[Begin Material supplied]

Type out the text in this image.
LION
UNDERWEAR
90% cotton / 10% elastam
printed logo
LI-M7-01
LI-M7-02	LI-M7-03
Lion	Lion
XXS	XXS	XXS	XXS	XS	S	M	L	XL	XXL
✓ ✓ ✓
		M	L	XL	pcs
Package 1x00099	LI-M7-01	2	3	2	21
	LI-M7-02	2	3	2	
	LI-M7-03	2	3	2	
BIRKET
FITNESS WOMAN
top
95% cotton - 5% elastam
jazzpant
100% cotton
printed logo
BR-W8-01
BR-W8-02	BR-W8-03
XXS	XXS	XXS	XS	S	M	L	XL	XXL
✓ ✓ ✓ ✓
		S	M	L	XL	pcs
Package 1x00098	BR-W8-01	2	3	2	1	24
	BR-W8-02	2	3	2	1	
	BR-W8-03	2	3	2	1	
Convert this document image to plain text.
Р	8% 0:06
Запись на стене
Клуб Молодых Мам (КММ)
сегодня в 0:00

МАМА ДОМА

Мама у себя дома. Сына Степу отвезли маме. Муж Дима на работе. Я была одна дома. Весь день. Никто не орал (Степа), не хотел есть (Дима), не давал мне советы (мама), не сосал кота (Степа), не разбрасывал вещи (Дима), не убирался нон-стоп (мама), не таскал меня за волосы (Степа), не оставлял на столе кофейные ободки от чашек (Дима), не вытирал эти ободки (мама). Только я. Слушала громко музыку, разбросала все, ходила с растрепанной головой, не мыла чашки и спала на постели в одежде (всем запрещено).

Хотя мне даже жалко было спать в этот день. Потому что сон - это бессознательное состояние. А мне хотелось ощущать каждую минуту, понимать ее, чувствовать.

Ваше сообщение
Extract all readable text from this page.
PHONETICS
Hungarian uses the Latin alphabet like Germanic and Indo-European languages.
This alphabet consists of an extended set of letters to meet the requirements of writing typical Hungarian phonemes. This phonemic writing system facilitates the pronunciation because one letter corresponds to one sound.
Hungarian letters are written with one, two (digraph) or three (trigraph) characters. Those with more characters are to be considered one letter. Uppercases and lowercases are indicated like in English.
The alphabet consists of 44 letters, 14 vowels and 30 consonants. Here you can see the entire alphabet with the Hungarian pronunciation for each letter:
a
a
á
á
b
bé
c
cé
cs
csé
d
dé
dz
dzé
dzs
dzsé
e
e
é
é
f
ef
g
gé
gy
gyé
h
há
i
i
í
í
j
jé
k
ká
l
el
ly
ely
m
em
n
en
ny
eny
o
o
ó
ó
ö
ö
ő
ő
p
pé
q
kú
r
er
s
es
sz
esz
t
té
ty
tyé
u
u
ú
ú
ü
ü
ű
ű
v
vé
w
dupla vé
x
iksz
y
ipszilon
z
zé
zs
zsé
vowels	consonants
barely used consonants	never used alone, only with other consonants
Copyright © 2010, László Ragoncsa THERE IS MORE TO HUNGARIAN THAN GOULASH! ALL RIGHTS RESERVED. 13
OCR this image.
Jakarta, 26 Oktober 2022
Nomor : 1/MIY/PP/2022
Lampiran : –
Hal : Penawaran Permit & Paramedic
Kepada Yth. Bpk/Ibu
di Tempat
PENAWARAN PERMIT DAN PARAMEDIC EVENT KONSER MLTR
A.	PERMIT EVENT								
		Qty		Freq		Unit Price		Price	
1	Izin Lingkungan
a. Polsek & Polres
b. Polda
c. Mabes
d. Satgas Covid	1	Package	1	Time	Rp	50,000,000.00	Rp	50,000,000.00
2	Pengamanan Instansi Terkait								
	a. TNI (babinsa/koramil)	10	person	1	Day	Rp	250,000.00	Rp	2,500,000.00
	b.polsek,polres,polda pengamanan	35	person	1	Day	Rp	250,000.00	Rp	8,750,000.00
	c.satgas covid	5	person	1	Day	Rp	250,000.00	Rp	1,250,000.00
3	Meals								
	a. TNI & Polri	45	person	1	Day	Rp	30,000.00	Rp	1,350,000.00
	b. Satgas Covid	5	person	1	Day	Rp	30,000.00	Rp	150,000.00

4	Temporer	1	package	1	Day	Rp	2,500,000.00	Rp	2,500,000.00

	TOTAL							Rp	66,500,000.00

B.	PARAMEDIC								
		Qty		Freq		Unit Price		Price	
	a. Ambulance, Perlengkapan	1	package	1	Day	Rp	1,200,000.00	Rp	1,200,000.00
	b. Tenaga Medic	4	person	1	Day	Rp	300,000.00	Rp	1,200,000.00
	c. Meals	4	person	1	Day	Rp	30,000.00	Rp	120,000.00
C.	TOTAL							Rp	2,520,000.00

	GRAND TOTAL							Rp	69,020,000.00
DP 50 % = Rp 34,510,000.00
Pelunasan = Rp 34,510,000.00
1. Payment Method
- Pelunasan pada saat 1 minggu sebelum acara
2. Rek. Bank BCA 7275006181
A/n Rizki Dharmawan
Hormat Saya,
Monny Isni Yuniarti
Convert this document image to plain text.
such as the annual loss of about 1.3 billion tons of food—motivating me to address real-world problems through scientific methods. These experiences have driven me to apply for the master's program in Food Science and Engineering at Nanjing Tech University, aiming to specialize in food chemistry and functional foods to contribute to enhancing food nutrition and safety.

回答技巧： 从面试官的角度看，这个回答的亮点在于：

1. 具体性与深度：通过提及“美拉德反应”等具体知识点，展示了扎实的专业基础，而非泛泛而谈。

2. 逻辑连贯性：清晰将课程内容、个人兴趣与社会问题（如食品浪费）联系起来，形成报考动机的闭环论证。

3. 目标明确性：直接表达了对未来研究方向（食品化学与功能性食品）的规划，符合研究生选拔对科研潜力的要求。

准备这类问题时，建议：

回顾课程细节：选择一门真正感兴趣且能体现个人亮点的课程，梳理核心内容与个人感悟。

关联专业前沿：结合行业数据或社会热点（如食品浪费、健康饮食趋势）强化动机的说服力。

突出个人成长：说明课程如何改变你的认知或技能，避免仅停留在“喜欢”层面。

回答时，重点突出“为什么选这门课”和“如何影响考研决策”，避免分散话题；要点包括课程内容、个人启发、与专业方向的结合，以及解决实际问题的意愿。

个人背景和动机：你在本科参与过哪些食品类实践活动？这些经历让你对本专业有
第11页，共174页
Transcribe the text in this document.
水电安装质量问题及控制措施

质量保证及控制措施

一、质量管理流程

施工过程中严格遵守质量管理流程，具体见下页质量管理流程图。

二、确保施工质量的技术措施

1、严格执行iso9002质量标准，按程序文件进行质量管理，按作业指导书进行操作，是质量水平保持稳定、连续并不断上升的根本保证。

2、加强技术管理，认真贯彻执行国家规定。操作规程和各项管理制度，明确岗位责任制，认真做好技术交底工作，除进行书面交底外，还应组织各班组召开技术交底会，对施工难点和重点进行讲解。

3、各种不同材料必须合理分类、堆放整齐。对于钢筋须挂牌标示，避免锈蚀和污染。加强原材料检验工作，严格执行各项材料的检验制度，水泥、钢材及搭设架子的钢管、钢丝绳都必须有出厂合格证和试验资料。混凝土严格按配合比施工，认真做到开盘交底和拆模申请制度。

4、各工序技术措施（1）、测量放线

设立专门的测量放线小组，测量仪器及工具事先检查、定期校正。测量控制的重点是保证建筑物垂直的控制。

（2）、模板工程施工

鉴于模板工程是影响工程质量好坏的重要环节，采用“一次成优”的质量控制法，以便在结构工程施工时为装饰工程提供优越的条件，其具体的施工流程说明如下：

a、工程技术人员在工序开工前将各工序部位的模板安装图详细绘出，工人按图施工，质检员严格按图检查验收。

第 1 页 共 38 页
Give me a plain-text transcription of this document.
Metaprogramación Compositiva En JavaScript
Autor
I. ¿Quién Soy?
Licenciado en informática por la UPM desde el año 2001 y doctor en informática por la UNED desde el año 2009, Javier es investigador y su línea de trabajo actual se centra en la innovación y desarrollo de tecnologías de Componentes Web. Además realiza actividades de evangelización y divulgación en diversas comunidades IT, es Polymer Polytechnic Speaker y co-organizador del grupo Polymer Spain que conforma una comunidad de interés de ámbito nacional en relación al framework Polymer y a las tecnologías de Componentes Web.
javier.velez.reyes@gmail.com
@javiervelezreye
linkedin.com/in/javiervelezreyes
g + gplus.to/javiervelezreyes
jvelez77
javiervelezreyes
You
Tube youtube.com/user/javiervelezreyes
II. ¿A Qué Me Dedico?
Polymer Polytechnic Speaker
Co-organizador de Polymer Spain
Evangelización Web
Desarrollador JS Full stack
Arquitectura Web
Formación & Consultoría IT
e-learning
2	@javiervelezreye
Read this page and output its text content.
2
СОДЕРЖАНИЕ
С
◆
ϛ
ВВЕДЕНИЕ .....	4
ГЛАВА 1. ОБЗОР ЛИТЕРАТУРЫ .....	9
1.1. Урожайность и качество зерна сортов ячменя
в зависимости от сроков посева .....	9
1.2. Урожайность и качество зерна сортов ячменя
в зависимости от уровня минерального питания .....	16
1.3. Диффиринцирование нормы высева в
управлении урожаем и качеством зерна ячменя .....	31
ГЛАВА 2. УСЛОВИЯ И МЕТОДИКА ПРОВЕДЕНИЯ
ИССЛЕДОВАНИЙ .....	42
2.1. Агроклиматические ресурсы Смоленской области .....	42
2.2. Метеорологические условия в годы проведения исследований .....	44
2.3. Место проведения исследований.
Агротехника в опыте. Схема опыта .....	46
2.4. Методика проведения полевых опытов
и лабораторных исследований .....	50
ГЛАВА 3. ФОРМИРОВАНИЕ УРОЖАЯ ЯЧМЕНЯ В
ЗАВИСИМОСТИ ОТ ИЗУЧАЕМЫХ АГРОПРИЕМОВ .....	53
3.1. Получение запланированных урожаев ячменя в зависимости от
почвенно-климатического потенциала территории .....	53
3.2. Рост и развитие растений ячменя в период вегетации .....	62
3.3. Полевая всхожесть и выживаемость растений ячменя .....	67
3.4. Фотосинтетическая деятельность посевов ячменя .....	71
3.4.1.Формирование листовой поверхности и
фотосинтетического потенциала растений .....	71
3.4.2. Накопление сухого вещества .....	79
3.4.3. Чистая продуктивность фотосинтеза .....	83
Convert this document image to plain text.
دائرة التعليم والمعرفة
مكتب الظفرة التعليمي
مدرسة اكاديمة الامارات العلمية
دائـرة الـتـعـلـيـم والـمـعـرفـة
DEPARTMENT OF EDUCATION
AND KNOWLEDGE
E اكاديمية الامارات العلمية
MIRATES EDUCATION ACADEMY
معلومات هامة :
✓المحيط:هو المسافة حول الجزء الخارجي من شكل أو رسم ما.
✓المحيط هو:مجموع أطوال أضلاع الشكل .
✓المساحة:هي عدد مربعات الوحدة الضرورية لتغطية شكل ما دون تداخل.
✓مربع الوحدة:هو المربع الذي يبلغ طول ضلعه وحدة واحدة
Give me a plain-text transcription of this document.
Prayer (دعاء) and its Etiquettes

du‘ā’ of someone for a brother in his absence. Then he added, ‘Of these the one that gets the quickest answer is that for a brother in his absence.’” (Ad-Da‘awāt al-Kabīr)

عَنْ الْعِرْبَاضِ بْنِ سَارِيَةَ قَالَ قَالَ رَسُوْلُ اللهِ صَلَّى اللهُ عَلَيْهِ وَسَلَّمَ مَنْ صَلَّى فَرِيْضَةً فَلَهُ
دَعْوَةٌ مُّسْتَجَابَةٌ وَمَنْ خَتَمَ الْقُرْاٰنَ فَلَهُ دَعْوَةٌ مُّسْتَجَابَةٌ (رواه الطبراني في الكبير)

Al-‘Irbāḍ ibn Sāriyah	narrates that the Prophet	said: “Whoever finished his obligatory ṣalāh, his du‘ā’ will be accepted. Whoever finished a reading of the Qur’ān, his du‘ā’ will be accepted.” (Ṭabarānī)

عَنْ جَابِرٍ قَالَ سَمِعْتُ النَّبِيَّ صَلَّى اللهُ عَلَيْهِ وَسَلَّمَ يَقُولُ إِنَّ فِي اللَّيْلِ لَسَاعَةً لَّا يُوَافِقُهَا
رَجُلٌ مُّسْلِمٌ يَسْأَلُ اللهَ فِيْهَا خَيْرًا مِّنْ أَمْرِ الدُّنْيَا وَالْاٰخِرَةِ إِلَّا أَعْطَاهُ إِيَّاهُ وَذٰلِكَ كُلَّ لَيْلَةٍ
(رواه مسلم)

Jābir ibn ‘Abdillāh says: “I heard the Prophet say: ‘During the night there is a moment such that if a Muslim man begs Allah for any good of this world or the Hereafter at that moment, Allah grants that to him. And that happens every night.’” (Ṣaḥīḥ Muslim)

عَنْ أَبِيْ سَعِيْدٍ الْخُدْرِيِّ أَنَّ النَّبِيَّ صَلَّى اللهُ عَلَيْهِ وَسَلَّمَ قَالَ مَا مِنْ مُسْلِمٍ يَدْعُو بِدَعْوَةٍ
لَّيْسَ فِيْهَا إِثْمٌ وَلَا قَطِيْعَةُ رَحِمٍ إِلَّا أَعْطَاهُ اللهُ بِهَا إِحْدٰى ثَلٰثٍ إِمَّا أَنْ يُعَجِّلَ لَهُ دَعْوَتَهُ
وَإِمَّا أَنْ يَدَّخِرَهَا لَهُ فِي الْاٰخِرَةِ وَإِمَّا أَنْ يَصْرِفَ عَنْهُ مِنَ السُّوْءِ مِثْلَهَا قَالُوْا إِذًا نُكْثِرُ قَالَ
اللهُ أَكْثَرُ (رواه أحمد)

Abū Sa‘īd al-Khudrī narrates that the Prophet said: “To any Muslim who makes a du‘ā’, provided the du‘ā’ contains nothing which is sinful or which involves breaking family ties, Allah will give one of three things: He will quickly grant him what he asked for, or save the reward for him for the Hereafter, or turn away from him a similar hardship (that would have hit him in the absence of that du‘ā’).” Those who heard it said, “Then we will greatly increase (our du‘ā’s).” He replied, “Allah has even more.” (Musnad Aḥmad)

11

[End Material supplied]

What the task asks:
Which lines hold the word "Hereafter"? Return all of them from the records above.

Exercise output:
Jābir ibn ‘Abdillāh says: “I heard the Prophet say: ‘During the night there is a moment such that if a Muslim man begs Allah for any good of this world or the Hereafter at that moment, Allah grants that to him. And that happens every night.’” (Ṣaḥīḥ Muslim)
Abū Sa‘īd al-Khudrī narrates that the Prophet said: “To any Muslim who makes a du‘ā’, provided the du‘ā’ contains nothing which is sinful or which involves breaking family ties, Allah will give one of three things: He will quickly grant him what he asked for, or save the reward for him for the Hereafter, or turn away from him a similar hardship (that would have hit him in the absence of that du‘ā’).” Those who heard it said, “Then we will greatly increase (our du‘ā’s).” He replied, “Allah has even more.” (Musnad Aḥmad)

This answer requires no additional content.